(PROBLEM REQUIREMENTS): Give every line from the entries that contains "InDesign".
— START OF STORED RECORDS —
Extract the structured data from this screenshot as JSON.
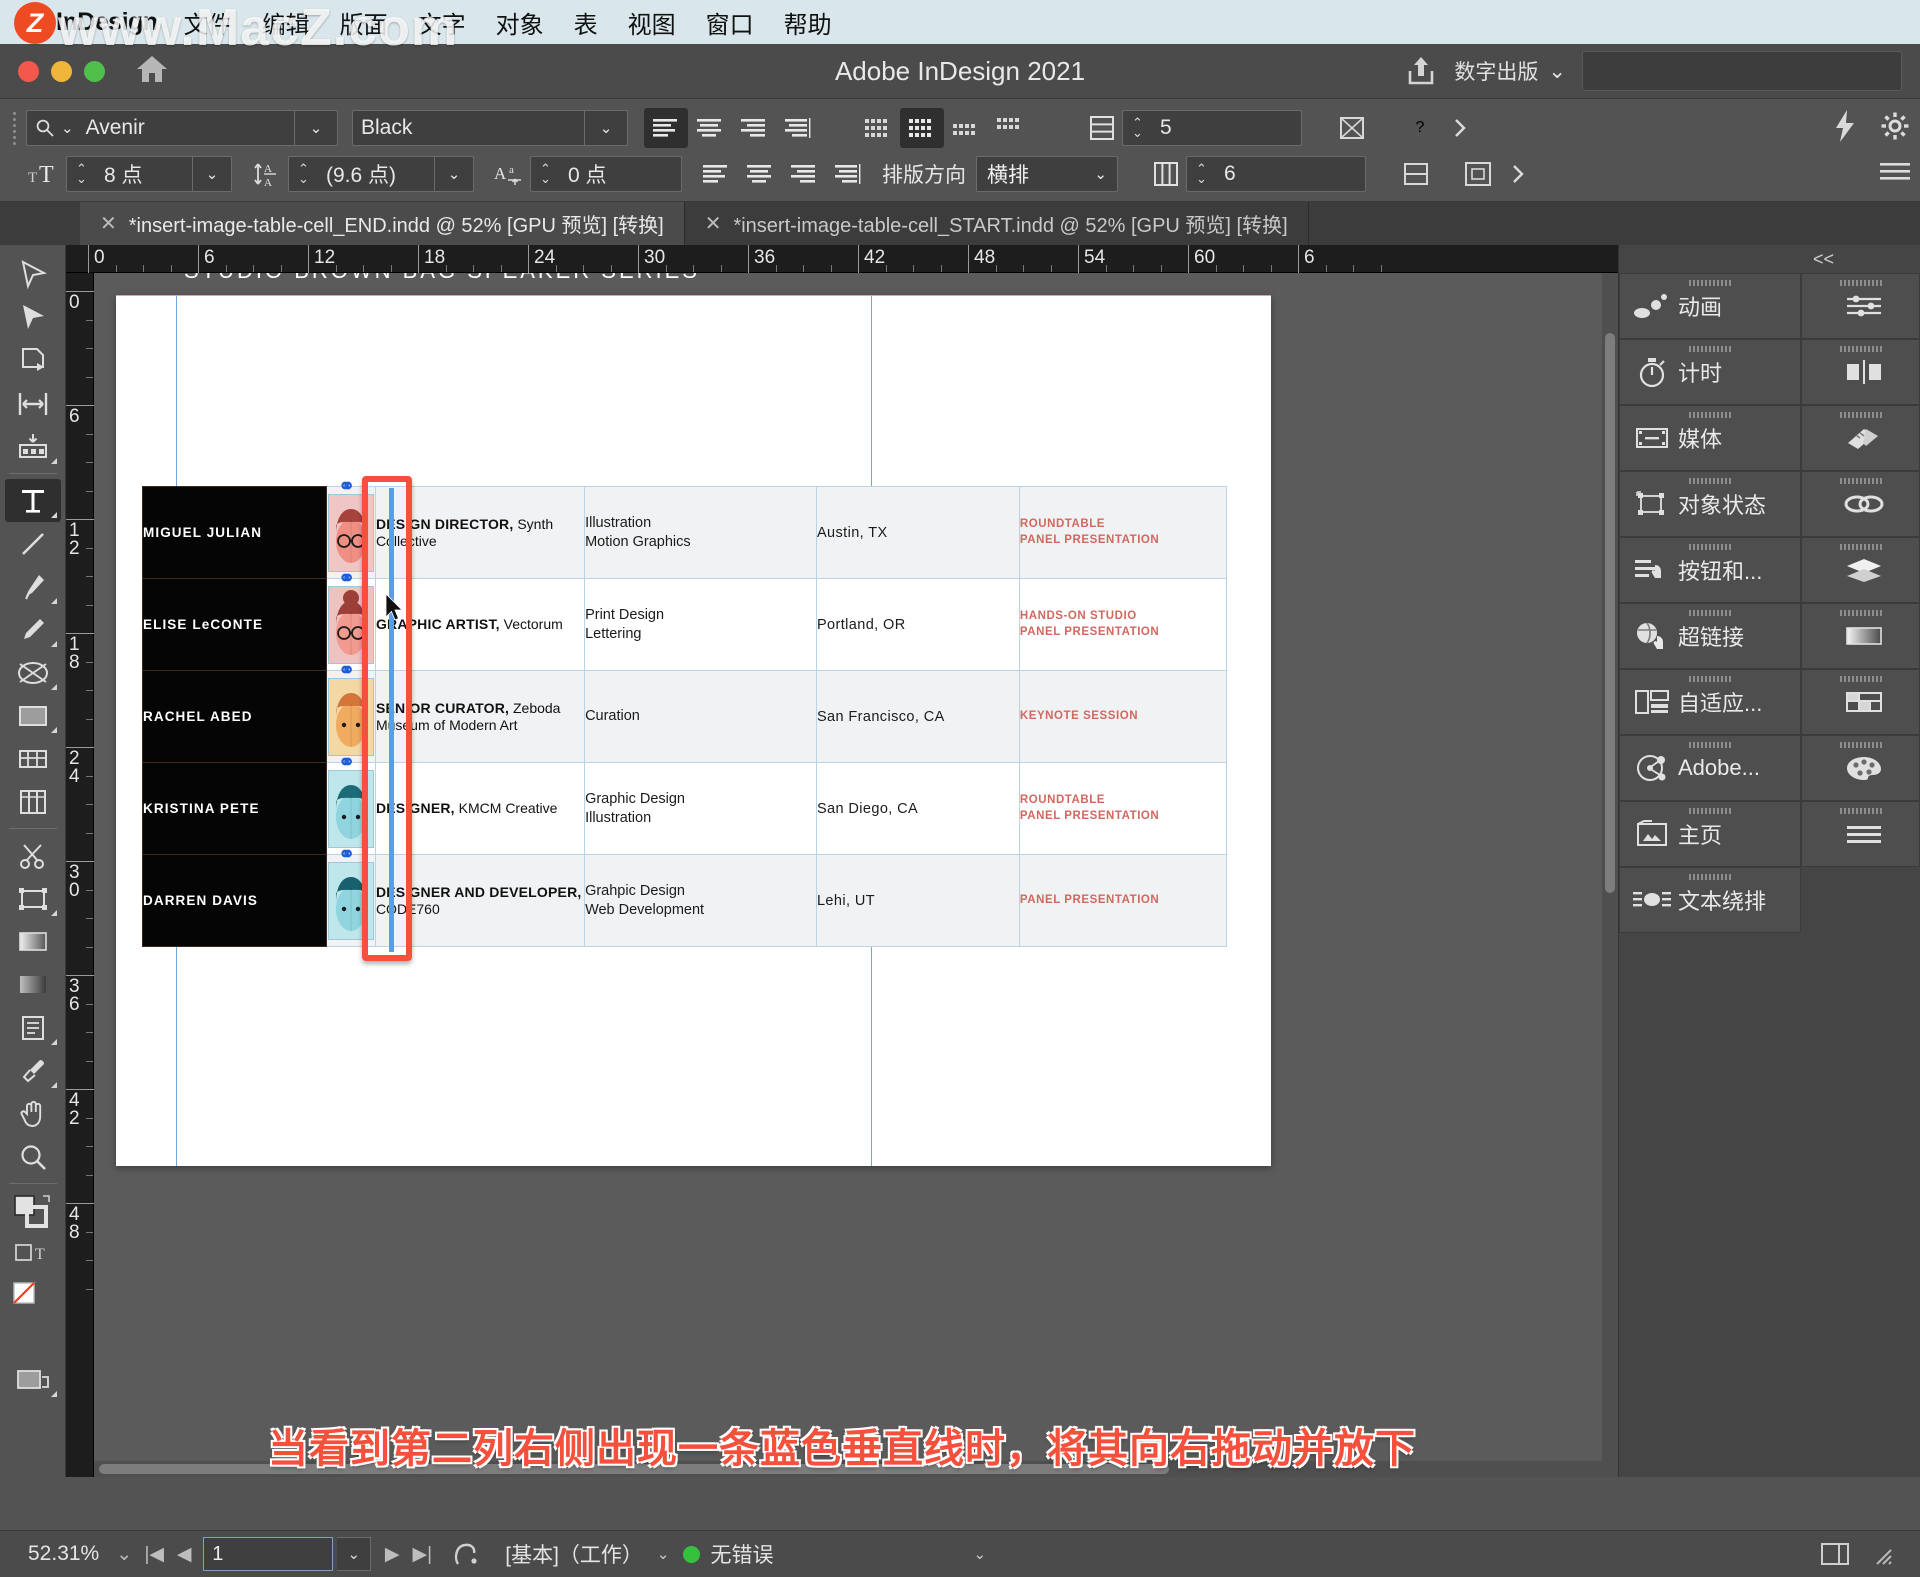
{
  "menubar": {
    "app_name": "InDesign",
    "watermark": "www.MacZ.com",
    "logo_letter": "Z",
    "items": [
      "文件",
      "编辑",
      "版面",
      "文字",
      "对象",
      "表",
      "视图",
      "窗口",
      "帮助"
    ]
  },
  "titlebar": {
    "title": "Adobe InDesign 2021",
    "workspace": "数字出版",
    "search_placeholder": ""
  },
  "control_bar": {
    "font_family": "Avenir",
    "font_style": "Black",
    "font_size": "8 点",
    "leading": "(9.6 点)",
    "tracking": "0 点",
    "flow_label": "排版方向",
    "flow_value": "横排",
    "rows": "5",
    "cols": "6",
    "help_label": "?"
  },
  "tabs": [
    {
      "label": "*insert-image-table-cell_END.indd @ 52% [GPU 预览] [转换]",
      "active": true
    },
    {
      "label": "*insert-image-table-cell_START.indd @ 52% [GPU 预览] [转换]",
      "active": false
    }
  ],
  "rulers": {
    "horizontal": [
      "0",
      "6",
      "12",
      "18",
      "24",
      "30",
      "36",
      "42",
      "48",
      "54",
      "60",
      "6"
    ],
    "vertical": [
      "0",
      "6",
      "12",
      "18",
      "24",
      "30",
      "36",
      "42",
      "48"
    ]
  },
  "document": {
    "page_header": "STUDIO BROWN BAG SPEAKER SERIES",
    "columns": [
      "name",
      "photo",
      "role",
      "skills",
      "city",
      "session"
    ],
    "rows": [
      {
        "name": "MIGUEL JULIAN",
        "role_title": "DESIGN DIRECTOR,",
        "role_org": "Synth Collective",
        "skills": [
          "Illustration",
          "Motion Graphics"
        ],
        "city": "Austin, TX",
        "session": [
          "ROUNDTABLE",
          "PANEL PRESENTATION"
        ],
        "avatar_tone": "pink"
      },
      {
        "name": "ELISE LeCONTE",
        "role_title": "GRAPHIC ARTIST,",
        "role_org": "Vectorum",
        "skills": [
          "Print Design",
          "Lettering"
        ],
        "city": "Portland, OR",
        "session": [
          "HANDS-ON STUDIO",
          "PANEL PRESENTATION"
        ],
        "avatar_tone": "pink2"
      },
      {
        "name": "RACHEL ABED",
        "role_title": "SENIOR CURATOR,",
        "role_org": "Zeboda Museum of Modern Art",
        "skills": [
          "Curation"
        ],
        "city": "San Francisco, CA",
        "session": [
          "KEYNOTE SESSION"
        ],
        "avatar_tone": "orange"
      },
      {
        "name": "KRISTINA PETE",
        "role_title": "DESIGNER,",
        "role_org": "KMCM Creative",
        "skills": [
          "Graphic Design",
          "Illustration"
        ],
        "city": "San Diego, CA",
        "session": [
          "ROUNDTABLE",
          "PANEL PRESENTATION"
        ],
        "avatar_tone": "teal"
      },
      {
        "name": "DARREN DAVIS",
        "role_title": "DESIGNER AND DEVELOPER,",
        "role_org": "CODE760",
        "skills": [
          "Grahpic Design",
          "Web Development"
        ],
        "city": "Lehi, UT",
        "session": [
          "PANEL PRESENTATION"
        ],
        "avatar_tone": "teal2"
      }
    ]
  },
  "annotation": {
    "caption": "当看到第二列右侧出现一条蓝色垂直线时，将其向右拖动并放下",
    "highlight_color": "#f6503c",
    "guide_color": "#5d9cec"
  },
  "right_panels": {
    "collapse_label": "<<",
    "wide_items": [
      {
        "label": "动画",
        "icon": "animation-icon"
      },
      {
        "label": "计时",
        "icon": "timing-icon"
      },
      {
        "label": "媒体",
        "icon": "media-icon"
      },
      {
        "label": "对象状态",
        "icon": "object-states-icon"
      },
      {
        "label": "按钮和...",
        "icon": "buttons-forms-icon"
      },
      {
        "label": "超链接",
        "icon": "hyperlinks-icon"
      },
      {
        "label": "自适应...",
        "icon": "liquid-layout-icon"
      },
      {
        "label": "Adobe...",
        "icon": "adobe-stock-icon"
      },
      {
        "label": "主页",
        "icon": "pages-master-icon"
      },
      {
        "label": "文本绕排",
        "icon": "text-wrap-icon"
      }
    ],
    "narrow_items": [
      {
        "icon": "properties-icon"
      },
      {
        "icon": "align-icon"
      },
      {
        "icon": "pathfinder-icon"
      },
      {
        "icon": "links-icon"
      },
      {
        "icon": "layers-icon"
      },
      {
        "icon": "gradient-icon"
      },
      {
        "icon": "table-icon"
      },
      {
        "icon": "swatches-icon"
      },
      {
        "icon": "paragraph-styles-icon"
      }
    ]
  },
  "statusbar": {
    "zoom": "52.31%",
    "page": "1",
    "workspace": "[基本]（工作）",
    "errors": "无错误",
    "error_dot_color": "#35c13c"
  },
  "toolbar": {
    "tools": [
      "selection-arrow-tool",
      "direct-selection-tool",
      "page-tool",
      "gap-tool",
      "content-collector-tool",
      "type-tool",
      "line-tool",
      "pen-tool",
      "pencil-tool",
      "frame-ellipse-tool",
      "rectangle-tool",
      "table-frame-tool",
      "column-tool",
      "scissors-tool",
      "free-transform-tool",
      "gradient-swatch-tool",
      "gradient-feather-tool",
      "note-tool",
      "eyedropper-tool",
      "hand-tool",
      "zoom-tool"
    ]
  }
}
— END OF STORED RECORDS —
(COMPLETED TASK):
    "app_name": "InDesign",
    "title": "Adobe InDesign 2021",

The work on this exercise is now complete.